%%
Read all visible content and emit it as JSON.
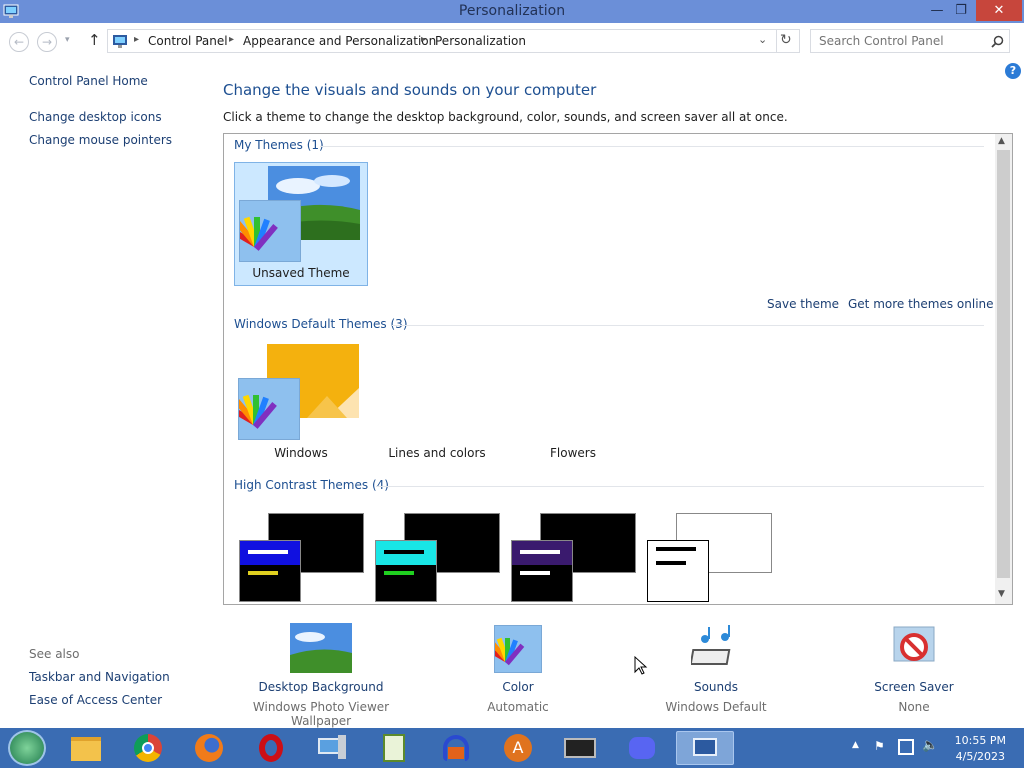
{
  "window": {
    "title": "Personalization"
  },
  "nav": {
    "breadcrumb": [
      "Control Panel",
      "Appearance and Personalization",
      "Personalization"
    ],
    "search_placeholder": "Search Control Panel"
  },
  "leftnav": {
    "home": "Control Panel Home",
    "items": [
      "Change desktop icons",
      "Change mouse pointers"
    ],
    "see_also_title": "See also",
    "see_also": [
      "Taskbar and Navigation",
      "Ease of Access Center"
    ]
  },
  "main": {
    "heading": "Change the visuals and sounds on your computer",
    "subheading": "Click a theme to change the desktop background, color, sounds, and screen saver all at once.",
    "my_themes": {
      "title": "My Themes (1)",
      "themes": [
        "Unsaved Theme"
      ]
    },
    "save_theme": "Save theme",
    "get_more": "Get more themes online",
    "default_themes": {
      "title": "Windows Default Themes (3)",
      "themes": [
        "Windows",
        "Lines and colors",
        "Flowers"
      ]
    },
    "high_contrast": {
      "title": "High Contrast Themes (4)"
    }
  },
  "bottom": [
    {
      "label": "Desktop Background",
      "value": "Windows Photo Viewer Wallpaper"
    },
    {
      "label": "Color",
      "value": "Automatic"
    },
    {
      "label": "Sounds",
      "value": "Windows Default"
    },
    {
      "label": "Screen Saver",
      "value": "None"
    }
  ],
  "taskbar": {
    "apps": [
      "start-orb",
      "file-explorer",
      "chrome",
      "firefox",
      "opera",
      "this-pc",
      "notepad",
      "headphones",
      "app-a",
      "display",
      "discord",
      "control-panel"
    ],
    "time": "10:55 PM",
    "date": "4/5/2023"
  },
  "colors": {
    "accent": "#1d4f91",
    "titlebar": "#6b8fd8",
    "taskbar": "#3a6cb3",
    "close": "#c7463c"
  }
}
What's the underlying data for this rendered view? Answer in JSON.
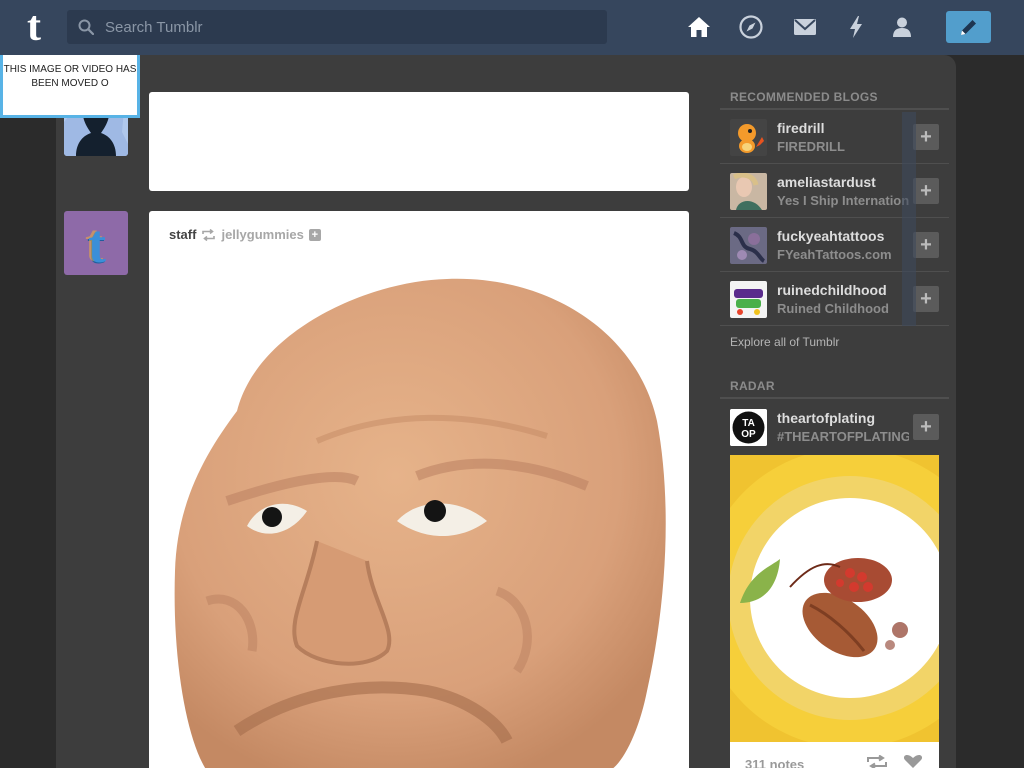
{
  "topbar": {
    "logo": "t",
    "search_placeholder": "Search Tumblr",
    "nav": [
      "home-icon",
      "explore-compass-icon",
      "inbox-mail-icon",
      "activity-bolt-icon",
      "account-person-icon"
    ],
    "compose_icon": "pencil-icon",
    "colors": {
      "bar": "#36465d",
      "search": "#2c3a4f",
      "compose": "#529ecc"
    }
  },
  "moved_notice": "THIS IMAGE OR VIDEO HAS BEEN MOVED O",
  "posts": [
    {
      "author": "staff",
      "reblogged_from": "jellygummies",
      "follow_icon": "plus-icon"
    }
  ],
  "sidebar": {
    "recommended_title": "RECOMMENDED BLOGS",
    "blogs": [
      {
        "name": "firedrill",
        "title": "FIREDRILL"
      },
      {
        "name": "ameliastardust",
        "title": "Yes I Ship International"
      },
      {
        "name": "fuckyeahtattoos",
        "title": "FYeahTattoos.com"
      },
      {
        "name": "ruinedchildhood",
        "title": "Ruined Childhood"
      }
    ],
    "add_label": "+",
    "explore_link": "Explore all of Tumblr",
    "radar_title": "RADAR",
    "radar": {
      "name": "theartofplating",
      "title": "#THEARTOFPLATING",
      "notes": "311 notes"
    }
  }
}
%%
> THE TASK
Write out the lines of the listing from the one that holds "What's the underlying" to the very last line, both included, exactly as they appear and without any pictures.

> RESPONSE TO THIS TASK
What's the underlying data for this rendered view? Answer in JSON.
{
  "topbar": {
    "logo": "t",
    "search_placeholder": "Search Tumblr",
    "nav": [
      "home-icon",
      "explore-compass-icon",
      "inbox-mail-icon",
      "activity-bolt-icon",
      "account-person-icon"
    ],
    "compose_icon": "pencil-icon",
    "colors": {
      "bar": "#36465d",
      "search": "#2c3a4f",
      "compose": "#529ecc"
    }
  },
  "moved_notice": "THIS IMAGE OR VIDEO HAS BEEN MOVED O",
  "posts": [
    {
      "author": "staff",
      "reblogged_from": "jellygummies",
      "follow_icon": "plus-icon"
    }
  ],
  "sidebar": {
    "recommended_title": "RECOMMENDED BLOGS",
    "blogs": [
      {
        "name": "firedrill",
        "title": "FIREDRILL"
      },
      {
        "name": "ameliastardust",
        "title": "Yes I Ship International"
      },
      {
        "name": "fuckyeahtattoos",
        "title": "FYeahTattoos.com"
      },
      {
        "name": "ruinedchildhood",
        "title": "Ruined Childhood"
      }
    ],
    "add_label": "+",
    "explore_link": "Explore all of Tumblr",
    "radar_title": "RADAR",
    "radar": {
      "name": "theartofplating",
      "title": "#THEARTOFPLATING",
      "notes": "311 notes"
    }
  }
}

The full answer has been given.